SHORT TASK
Give the rows from the line containing "- metric-impressions: عدد" through the line containing "- nav-video[interactable]: فيديو: [858, 66, 988, 82]" as a numbered list, leaving out blank lines.
☆ ☆ ☆
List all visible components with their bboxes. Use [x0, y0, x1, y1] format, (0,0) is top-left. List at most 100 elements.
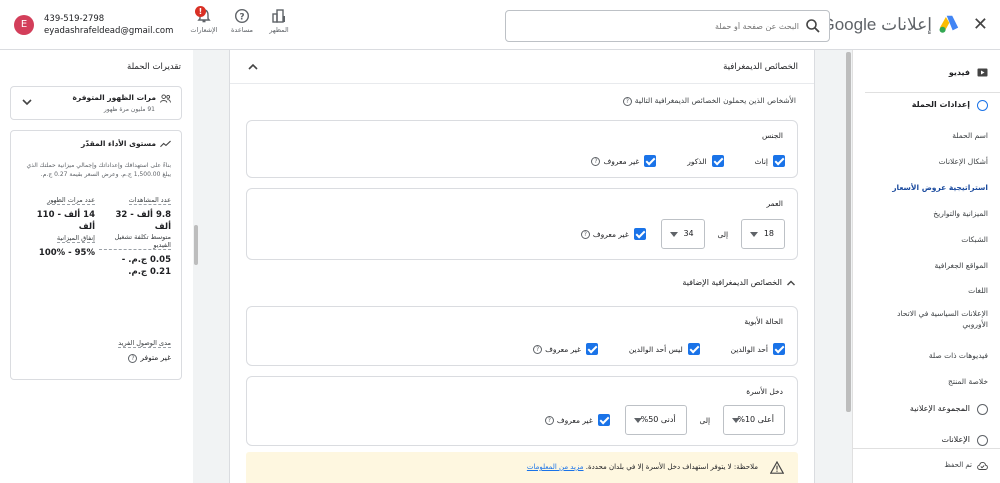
- metric-impressions: عدد مرات الظهور 14 ألف - 110 ألف: [23, 195, 95, 233]
- save-status-text: تم الحفظ: [944, 461, 972, 469]
- help-icon[interactable]: ?: [622, 96, 632, 106]
- nav-sub-ad-formats[interactable]: أشكال الإعلانات: [863, 156, 988, 167]
- metric-label[interactable]: عدد المشاهدات: [128, 196, 171, 205]
- nav-video[interactable]: فيديو: [858, 66, 988, 82]
- income-from-select[interactable]: أعلى 10%: [723, 405, 785, 435]
- nav-campaign-settings[interactable]: إعدادات الحملة: [854, 98, 988, 114]
- unique-reach-value: غير متوفر?: [125, 353, 171, 363]
- trend-icon: [160, 140, 171, 148]
- checkbox-checked[interactable]: [585, 343, 598, 355]
- help-icon: ?: [234, 8, 250, 24]
- appearance-label: المظهر: [269, 26, 289, 34]
- search-icon: [806, 19, 820, 33]
- nav-campaign-settings-label: إعدادات الحملة: [911, 100, 970, 109]
- household-income-card: دخل الأسرة أعلى 10% إلى أدنى 50% غير معر…: [246, 376, 798, 446]
- help-icon[interactable]: ?: [544, 415, 554, 425]
- checkbox-checked[interactable]: [711, 155, 724, 167]
- metric-avg-cpv: متوسط تكلفة تشغيل الفيديو 0.05 ج.م. - 0.…: [99, 233, 171, 278]
- notice-message: ملاحظة: لا يتوفر استهداف دخل الأسرة إلا …: [585, 463, 758, 471]
- available-impressions-card[interactable]: مرات الظهور المتوفرة 91 مليون مرة ظهور: [10, 86, 182, 120]
- income-targeting-notice: ملاحظة: لا يتوفر استهداف دخل الأسرة إلا …: [246, 452, 798, 483]
- warning-icon: [770, 461, 784, 474]
- notification-badge: !: [195, 6, 206, 17]
- nav-ads[interactable]: الإعلانات: [854, 433, 988, 449]
- gender-card: الجنس إناث الذكور غير معروف?: [246, 120, 798, 178]
- metric-label[interactable]: عدد مرات الظهور: [47, 196, 95, 205]
- main-scrollbar[interactable]: [845, 50, 852, 483]
- learn-more-link[interactable]: مزيد من المعلومات: [527, 463, 584, 471]
- chevron-down-icon[interactable]: [21, 97, 33, 107]
- estimated-performance-card: مستوى الأداء المقدّر بناءً على استهدافك …: [10, 130, 182, 380]
- gender-female-checkbox[interactable]: إناث: [754, 155, 785, 167]
- help-label: مساعدة: [231, 26, 253, 34]
- demographics-panel-header[interactable]: الخصائص الديمغرافية: [230, 50, 814, 84]
- checkbox-checked[interactable]: [687, 343, 700, 355]
- svg-text:?: ?: [239, 13, 244, 23]
- nav-sub-languages[interactable]: اللغات: [863, 285, 988, 296]
- checkbox-checked[interactable]: [644, 155, 657, 167]
- help-icon[interactable]: ?: [591, 156, 601, 166]
- campaign-estimates-panel: تقديرات الحملة مرات الظهور المتوفرة 91 م…: [0, 50, 193, 483]
- checkbox-checked[interactable]: [633, 228, 646, 240]
- age-to-select[interactable]: 34: [660, 219, 705, 249]
- nav-sub-locations[interactable]: المواقع الجغرافية: [863, 260, 988, 271]
- help-icon[interactable]: ?: [580, 229, 590, 239]
- checkbox-checked[interactable]: [773, 343, 785, 355]
- age-from-select[interactable]: 18: [741, 219, 785, 249]
- help-icon[interactable]: ?: [533, 344, 543, 354]
- gender-male-checkbox[interactable]: الذكور: [687, 155, 724, 167]
- parental-status-card: الحالة الأبوية أحد الوالدين ليس أحد الوا…: [246, 306, 798, 366]
- demographics-title: الخصائص الديمغرافية: [723, 62, 798, 72]
- unique-reach-label[interactable]: مدى الوصول الفريد: [118, 339, 171, 348]
- checkbox-label: غير معروف: [545, 344, 581, 354]
- checkbox-label: ليس أحد الوالدين: [628, 344, 683, 354]
- chevron-up-icon[interactable]: [246, 60, 260, 74]
- nav-sub-campaign-name[interactable]: اسم الحملة: [863, 130, 988, 141]
- save-status: تم الحفظ: [853, 448, 1000, 483]
- income-range: أعلى 10% إلى أدنى 50% غير معروف?: [542, 405, 785, 435]
- checkbox-checked[interactable]: [773, 155, 785, 167]
- income-to-label: إلى: [699, 415, 711, 425]
- additional-demographics-title: الخصائص الديمغرافية الإضافية: [682, 278, 782, 287]
- income-unknown-checkbox[interactable]: غير معروف?: [542, 414, 610, 426]
- dropdown-arrow-icon: [732, 418, 740, 423]
- nav-ad-group[interactable]: المجموعة الإعلانية: [854, 402, 988, 418]
- demographics-description-text: الأشخاص الذين يحملون الخصائص الديمغرافية…: [634, 96, 796, 105]
- help-button[interactable]: ? مساعدة: [224, 8, 260, 34]
- step-circle-icon: [977, 435, 988, 446]
- nav-sub-related-videos[interactable]: فيديوهات ذات صلة: [863, 350, 988, 361]
- income-to-value: أدنى 50%: [640, 415, 676, 424]
- parental-unknown-checkbox[interactable]: غير معروف?: [530, 343, 598, 355]
- nav-sub-eu-political-ads[interactable]: الإعلانات السياسية في الاتحاد الأوروبي: [878, 308, 988, 330]
- close-icon[interactable]: ✕: [973, 14, 988, 35]
- help-icon[interactable]: ?: [128, 353, 138, 363]
- step-circle-icon: [977, 100, 988, 111]
- parent-checkbox[interactable]: أحد الوالدين: [731, 343, 785, 355]
- checkbox-checked[interactable]: [597, 414, 610, 426]
- estimated-performance-heading: مستوى الأداء المقدّر: [81, 139, 171, 148]
- nav-sub-budget-dates[interactable]: الميزانية والتواريخ: [863, 208, 988, 219]
- checkbox-label: غير معروف: [592, 229, 629, 239]
- account-phone: 439-519-2798: [44, 14, 105, 24]
- additional-demographics-toggle[interactable]: الخصائص الديمغرافية الإضافية: [682, 278, 796, 287]
- metric-label[interactable]: متوسط تكلفة تشغيل الفيديو: [99, 233, 171, 250]
- nav-sub-networks[interactable]: الشبكات: [863, 234, 988, 245]
- age-range: 18 إلى 34 غير معروف?: [578, 219, 785, 249]
- notifications-label: الإشعارات: [190, 26, 218, 34]
- cloud-done-icon: [977, 461, 988, 470]
- not-parent-checkbox[interactable]: ليس أحد الوالدين: [629, 343, 700, 355]
- appearance-button[interactable]: المظهر: [261, 8, 297, 34]
- nav-sub-product-feed[interactable]: خلاصة المنتج: [863, 376, 988, 387]
- left-scrollbar-thumb[interactable]: [194, 225, 198, 265]
- age-unknown-checkbox[interactable]: غير معروف?: [578, 228, 646, 240]
- search-input[interactable]: [519, 17, 799, 35]
- nav-sub-bid-strategy[interactable]: استراتيجية عروض الأسعار: [863, 182, 988, 193]
- avatar[interactable]: E: [14, 15, 34, 35]
- metric-value: 0.05 ج.م. - 0.21 ج.م.: [121, 255, 171, 277]
- checkbox-label: غير معروف: [556, 415, 593, 425]
- gender-unknown-checkbox[interactable]: غير معروف?: [588, 155, 657, 167]
- main-scrollbar-thumb[interactable]: [846, 52, 851, 412]
- search-box[interactable]: [505, 10, 830, 42]
- income-to-select[interactable]: أدنى 50%: [624, 405, 687, 435]
- metric-label[interactable]: إنفاق الميزانية: [56, 234, 95, 243]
☆ ☆ ☆
SOLUTION TO THIS EXERCISE
1. - metric-impressions: عدد مرات الظهور 14 ألف - 110 ألف: [23, 195, 95, 233]
2. - save-status-text: تم الحفظ: [944, 461, 972, 469]
3. - help-icon[interactable]: ?: [622, 96, 632, 106]
4. - nav-sub-ad-formats[interactable]: أشكال الإعلانات: [863, 156, 988, 167]
5. - metric-label[interactable]: عدد المشاهدات: [128, 196, 171, 205]
6. - nav-video[interactable]: فيديو: [858, 66, 988, 82]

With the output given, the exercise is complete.